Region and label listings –

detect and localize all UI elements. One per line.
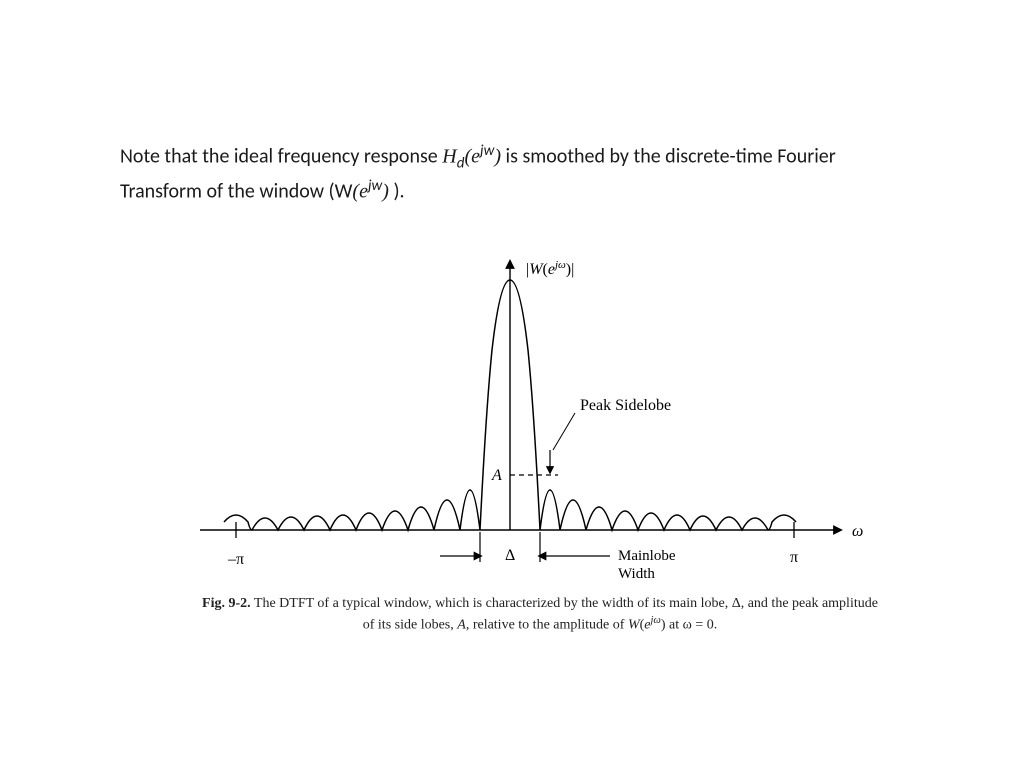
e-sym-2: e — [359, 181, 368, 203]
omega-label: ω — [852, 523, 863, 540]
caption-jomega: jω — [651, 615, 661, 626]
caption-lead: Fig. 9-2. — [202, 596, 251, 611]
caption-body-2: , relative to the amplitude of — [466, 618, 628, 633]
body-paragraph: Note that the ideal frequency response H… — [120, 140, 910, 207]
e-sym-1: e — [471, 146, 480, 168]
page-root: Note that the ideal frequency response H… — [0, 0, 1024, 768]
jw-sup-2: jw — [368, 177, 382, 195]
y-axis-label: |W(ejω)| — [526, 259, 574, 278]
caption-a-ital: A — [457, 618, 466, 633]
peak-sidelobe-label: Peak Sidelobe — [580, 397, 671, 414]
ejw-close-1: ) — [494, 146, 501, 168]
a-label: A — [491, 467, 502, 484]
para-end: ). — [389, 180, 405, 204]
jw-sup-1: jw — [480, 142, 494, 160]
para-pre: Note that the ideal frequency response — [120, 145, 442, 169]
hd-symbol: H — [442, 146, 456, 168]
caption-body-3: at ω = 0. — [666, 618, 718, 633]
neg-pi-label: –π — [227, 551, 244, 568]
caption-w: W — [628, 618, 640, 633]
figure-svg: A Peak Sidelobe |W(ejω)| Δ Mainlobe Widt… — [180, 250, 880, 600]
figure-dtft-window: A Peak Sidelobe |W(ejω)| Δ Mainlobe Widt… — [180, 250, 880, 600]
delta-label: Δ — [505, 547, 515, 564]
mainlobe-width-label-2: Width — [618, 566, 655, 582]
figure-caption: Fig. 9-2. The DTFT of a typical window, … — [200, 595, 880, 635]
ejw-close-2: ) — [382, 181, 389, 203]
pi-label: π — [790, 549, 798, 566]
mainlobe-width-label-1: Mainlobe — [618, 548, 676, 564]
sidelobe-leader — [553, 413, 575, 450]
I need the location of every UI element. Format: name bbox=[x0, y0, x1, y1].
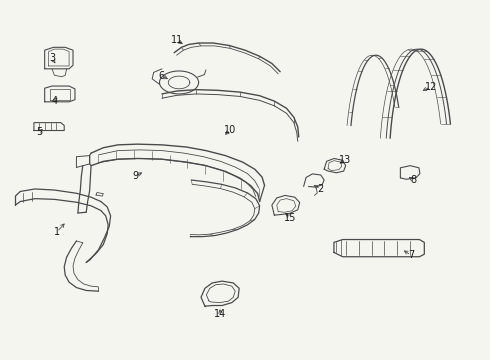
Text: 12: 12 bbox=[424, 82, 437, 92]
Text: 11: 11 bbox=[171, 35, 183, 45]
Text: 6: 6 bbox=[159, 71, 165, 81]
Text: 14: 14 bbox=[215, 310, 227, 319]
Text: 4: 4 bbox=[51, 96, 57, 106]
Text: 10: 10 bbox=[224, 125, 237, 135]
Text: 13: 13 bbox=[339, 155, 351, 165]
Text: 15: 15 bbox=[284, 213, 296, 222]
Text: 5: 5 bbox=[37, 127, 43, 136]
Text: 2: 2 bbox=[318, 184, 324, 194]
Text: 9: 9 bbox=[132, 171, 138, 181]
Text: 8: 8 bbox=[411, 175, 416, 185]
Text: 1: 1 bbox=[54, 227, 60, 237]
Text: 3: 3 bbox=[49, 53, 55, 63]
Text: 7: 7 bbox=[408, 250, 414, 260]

GIVEN REQUEST –
Render all of the data above as a JSON list of strings, one string per line, skipping blank lines. Leave the pictures out of the list.

EXERCISE SOLUTION –
[
  "detect and localize all UI elements. One per line.",
  "e-sym-2: e — [359, 181, 368, 203]",
  "omega-label: ω — [852, 523, 863, 540]",
  "caption-jomega: jω — [651, 615, 661, 626]",
  "caption-lead: Fig. 9-2. — [202, 596, 251, 611]",
  "caption-body-2: , relative to the amplitude of — [466, 618, 628, 633]",
  "body-paragraph: Note that the ideal frequency response H… — [120, 140, 910, 207]",
  "e-sym-1: e — [471, 146, 480, 168]",
  "page-root: Note that the ideal frequency response H… — [0, 0, 1024, 768]",
  "jw-sup-2: jw — [368, 177, 382, 195]",
  "y-axis-label: |W(ejω)| — [526, 259, 574, 278]",
  "caption-a-ital: A — [457, 618, 466, 633]",
  "peak-sidelobe-label: Peak Sidelobe — [580, 397, 671, 414]",
  "ejw-close-1: ) — [494, 146, 501, 168]",
  "a-label: A — [491, 467, 502, 484]",
  "para-end: ). — [389, 180, 405, 204]",
  "jw-sup-1: jw — [480, 142, 494, 160]",
  "para-pre: Note that the ideal frequency response — [120, 145, 442, 169]",
  "hd-symbol: H — [442, 146, 456, 168]",
  "caption-body-3: at ω = 0. — [666, 618, 718, 633]",
  "neg-pi-label: –π — [227, 551, 244, 568]",
  "caption-w: W — [628, 618, 640, 633]",
  "figure-svg: A Peak Sidelobe |W(ejω)| Δ Mainlobe Widt… — [180, 250, 880, 600]",
  "figure-dtft-window: A Peak Sidelobe |W(ejω)| Δ Mainlobe Widt… — [180, 250, 880, 600]",
  "delta-label: Δ — [505, 547, 515, 564]",
  "mainlobe-width-label-2: Width — [618, 566, 655, 582]",
  "figure-caption: Fig. 9-2. The DTFT of a typical window, … — [200, 595, 880, 635]",
  "ejw-close-2: ) — [382, 181, 389, 203]",
  "pi-label: π — [790, 549, 798, 566]",
  "mainlobe-width-label-1: Mainlobe — [618, 548, 676, 564]",
  "sidelobe-leader — [553, 413, 575, 450]",
  "I need the location of every UI element. Format: name bbox=[x0, y0, x1, y1].",
  "Text: 12: 12 bbox=[424, 82, 437, 92]",
  "Text: 11: 11 bbox=[171, 35, 183, 45]",
  "Text: 6: 6 bbox=[159, 71, 165, 81]",
  "Text: 14: 14 bbox=[215, 310, 227, 319]",
  "Text: 4: 4 bbox=[51, 96, 57, 106]",
  "Text: 10: 10 bbox=[224, 125, 237, 135]",
  "Text: 13: 13 bbox=[339, 155, 351, 165]",
  "Text: 15: 15 bbox=[284, 213, 296, 222]",
  "Text: 5: 5 bbox=[37, 127, 43, 136]",
  "Text: 2: 2 bbox=[318, 184, 324, 194]",
  "Text: 9: 9 bbox=[132, 171, 138, 181]",
  "Text: 8: 8 bbox=[411, 175, 416, 185]",
  "Text: 1: 1 bbox=[54, 227, 60, 237]",
  "Text: 3: 3 bbox=[49, 53, 55, 63]",
  "Text: 7: 7 bbox=[408, 250, 414, 260]"
]